• WHAT YOU NEED TO DO:
Give the lines of the material starting at the line containing "241, 125, 253]" and ending at the line containing "76, 816, 94]" as a JSON list of strings, one string per line, leaving out blank lines.

• EXERCISE INPUT:
'''
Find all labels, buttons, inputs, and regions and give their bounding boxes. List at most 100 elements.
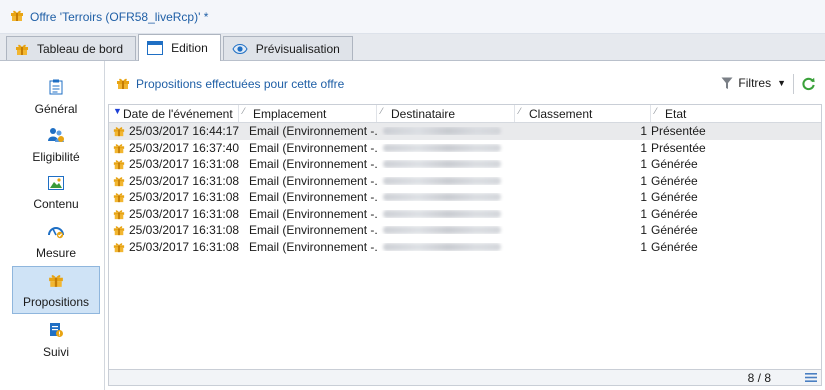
gift-icon	[113, 241, 125, 253]
sidebar-item-label: Mesure	[35, 245, 76, 260]
tab-tableau-de-bord[interactable]: Tableau de bord	[6, 36, 137, 60]
cell-rank: 1	[640, 157, 647, 172]
sort-desc-icon: ▼	[113, 106, 122, 116]
cell-state: Présentée	[651, 140, 706, 155]
gift-icon	[113, 191, 125, 203]
table-row[interactable]: 25/03/2017 16:37:40 Email (Environnement…	[109, 140, 821, 157]
filters-button[interactable]: Filtres ▼	[721, 76, 786, 90]
list-options-icon[interactable]	[805, 372, 817, 386]
users-icon	[47, 127, 65, 146]
sidebar: Général Eligibilité Contenu Mesure Propo…	[0, 61, 105, 390]
toolbar-separator	[793, 74, 794, 94]
sort-icon: ⁄	[381, 106, 383, 116]
table-row[interactable]: 25/03/2017 16:31:08 Email (Environnement…	[109, 222, 821, 239]
cell-state: Générée	[651, 206, 698, 221]
cell-date: 25/03/2017 16:31:08	[129, 173, 239, 188]
gift-icon	[10, 8, 24, 25]
eye-icon	[232, 43, 248, 55]
cell-date: 25/03/2017 16:44:17	[129, 124, 239, 139]
blurred-recipient	[383, 176, 501, 185]
blurred-recipient	[383, 193, 501, 202]
cell-location: Email (Environnement -...	[249, 157, 377, 172]
sidebar-item-general[interactable]: Général	[12, 73, 100, 121]
refresh-icon[interactable]	[801, 76, 816, 94]
table-header: ▼ Date de l'événement ⁄ Emplacement ⁄ Desti…	[109, 105, 821, 123]
cell-state: Générée	[651, 173, 698, 188]
cell-state: Générée	[651, 223, 698, 238]
gauge-icon	[47, 223, 65, 242]
cell-location: Email (Environnement -...	[249, 140, 377, 155]
gift-icon	[113, 142, 125, 154]
gift-icon	[15, 42, 29, 56]
sidebar-item-mesure[interactable]: Mesure	[12, 217, 100, 265]
cell-date: 25/03/2017 16:31:08	[129, 223, 239, 238]
toolbar: Propositions effectuées pour cette offre…	[108, 70, 822, 98]
cell-state: Présentée	[651, 124, 706, 139]
cell-recipient	[377, 193, 515, 202]
table-row[interactable]: 25/03/2017 16:31:08 Email (Environnement…	[109, 239, 821, 256]
sidebar-item-label: Général	[34, 101, 78, 116]
table-row[interactable]: 25/03/2017 16:31:08 Email (Environnement…	[109, 206, 821, 223]
cell-rank: 1	[640, 140, 647, 155]
tab-label: Edition	[171, 41, 208, 55]
main-panel: Propositions effectuées pour cette offre…	[108, 70, 822, 386]
column-header-destinataire[interactable]: ⁄ Destinataire	[377, 105, 515, 122]
tab-bar: Tableau de bord Edition Prévisualisation	[0, 34, 825, 61]
filters-label: Filtres	[738, 76, 772, 90]
gift-icon	[113, 158, 125, 170]
cell-state: Générée	[651, 190, 698, 205]
cell-location: Email (Environnement -...	[249, 173, 377, 188]
cell-state: Générée	[651, 157, 698, 172]
sidebar-item-label: Propositions	[22, 294, 90, 309]
cell-state: Générée	[651, 239, 698, 254]
table-body: 25/03/2017 16:44:17 Email (Environnement…	[109, 123, 821, 255]
blurred-recipient	[383, 143, 501, 152]
tab-edition[interactable]: Edition	[138, 34, 221, 61]
table-row[interactable]: 25/03/2017 16:31:08 Email (Environnement…	[109, 173, 821, 190]
table-row[interactable]: 25/03/2017 16:44:17 Email (Environnement…	[109, 123, 821, 140]
blurred-recipient	[383, 242, 501, 251]
column-header-date[interactable]: ▼ Date de l'événement	[109, 105, 239, 122]
tab-previsualisation[interactable]: Prévisualisation	[222, 36, 353, 60]
cell-recipient	[377, 209, 515, 218]
blurred-recipient	[383, 127, 501, 136]
gift-icon	[113, 208, 125, 220]
cell-date: 25/03/2017 16:31:08	[129, 239, 239, 254]
cell-rank: 1	[640, 173, 647, 188]
table-footer: 8 / 8	[109, 369, 821, 385]
sort-icon: ⁄	[519, 106, 521, 116]
row-count: 8 / 8	[747, 371, 771, 385]
window-icon	[147, 41, 164, 55]
cell-location: Email (Environnement -...	[249, 206, 377, 221]
sidebar-item-contenu[interactable]: Contenu	[12, 169, 100, 217]
cell-date: 25/03/2017 16:31:08	[129, 157, 239, 172]
gift-icon	[113, 224, 125, 236]
image-icon	[48, 175, 64, 193]
tab-label: Tableau de bord	[37, 41, 124, 56]
gift-icon	[113, 175, 125, 187]
table-row[interactable]: 25/03/2017 16:31:08 Email (Environnement…	[109, 189, 821, 206]
cell-recipient	[377, 226, 515, 235]
column-header-emplacement[interactable]: ⁄ Emplacement	[239, 105, 377, 122]
window-title: Offre 'Terroirs (OFR58_liveRcp)' *	[30, 9, 209, 24]
cell-location: Email (Environnement -...	[249, 239, 377, 254]
cell-rank: 1	[640, 190, 647, 205]
sidebar-item-eligibilite[interactable]: Eligibilité	[12, 121, 100, 169]
cell-rank: 1	[640, 239, 647, 254]
column-header-etat[interactable]: ⁄ Etat	[651, 105, 821, 122]
table-row[interactable]: 25/03/2017 16:31:08 Email (Environnement…	[109, 156, 821, 173]
cell-rank: 1	[640, 124, 647, 139]
clipboard-icon	[49, 79, 63, 98]
chevron-down-icon: ▼	[777, 78, 786, 88]
gift-icon	[48, 272, 64, 291]
cell-recipient	[377, 127, 515, 136]
cell-location: Email (Environnement -...	[249, 190, 377, 205]
propositions-table: ▼ Date de l'événement ⁄ Emplacement ⁄ Desti…	[108, 104, 822, 386]
sidebar-item-propositions[interactable]: Propositions	[12, 266, 100, 314]
gift-icon	[116, 76, 130, 93]
column-header-classement[interactable]: ⁄ Classement	[515, 105, 651, 122]
cell-recipient	[377, 176, 515, 185]
cell-location: Email (Environnement -...	[249, 223, 377, 238]
cell-rank: 1	[640, 206, 647, 221]
sidebar-item-suivi[interactable]: Suivi	[12, 316, 100, 364]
'''
• PROBLEM SOLUTION:
[
  "gift-icon\t[113, 241, 125, 253]",
  "sidebar-item-label: Mesure\t[35, 245, 76, 260]",
  "tab-tableau-de-bord[interactable]: Tableau de bord\t[6, 36, 137, 60]",
  "cell-rank: 1\t[640, 157, 647, 172]",
  "sort-desc-icon: ▼\t[113, 106, 122, 116]",
  "cell-state: Présentée\t[651, 140, 706, 155]",
  "gift-icon\t[113, 191, 125, 203]",
  "table-row[interactable]: 25/03/2017 16:37:40 Email (Environnement…\t[109, 140, 821, 157]",
  "filters-button[interactable]: Filtres ▼\t[721, 76, 786, 90]",
  "list-options-icon[interactable]\t[805, 372, 817, 386]",
  "users-icon\t[47, 127, 65, 146]",
  "sidebar: Général Eligibilité Contenu Mesure Propo…\t[0, 61, 105, 390]",
  "toolbar-separator\t[793, 74, 794, 94]",
  "sort-icon: ⁄\t[381, 106, 383, 116]",
  "table-row[interactable]: 25/03/2017 16:31:08 Email (Environnement…\t[109, 222, 821, 239]",
  "cell-state: Générée\t[651, 206, 698, 221]",
  "cell-date: 25/03/2017 16:31:08\t[129, 173, 239, 188]",
  "gift-icon\t[10, 8, 24, 25]",
  "eye-icon\t[232, 43, 248, 55]",
  "cell-date: 25/03/2017 16:44:17\t[129, 124, 239, 139]",
  "blurred-recipient\t[383, 176, 501, 185]",
  "blurred-recipient\t[383, 193, 501, 202]",
  "cell-location: Email (Environnement -...\t[249, 157, 377, 172]",
  "sidebar-item-general[interactable]: Général\t[12, 73, 100, 121]",
  "refresh-icon[interactable]\t[801, 76, 816, 94]"
]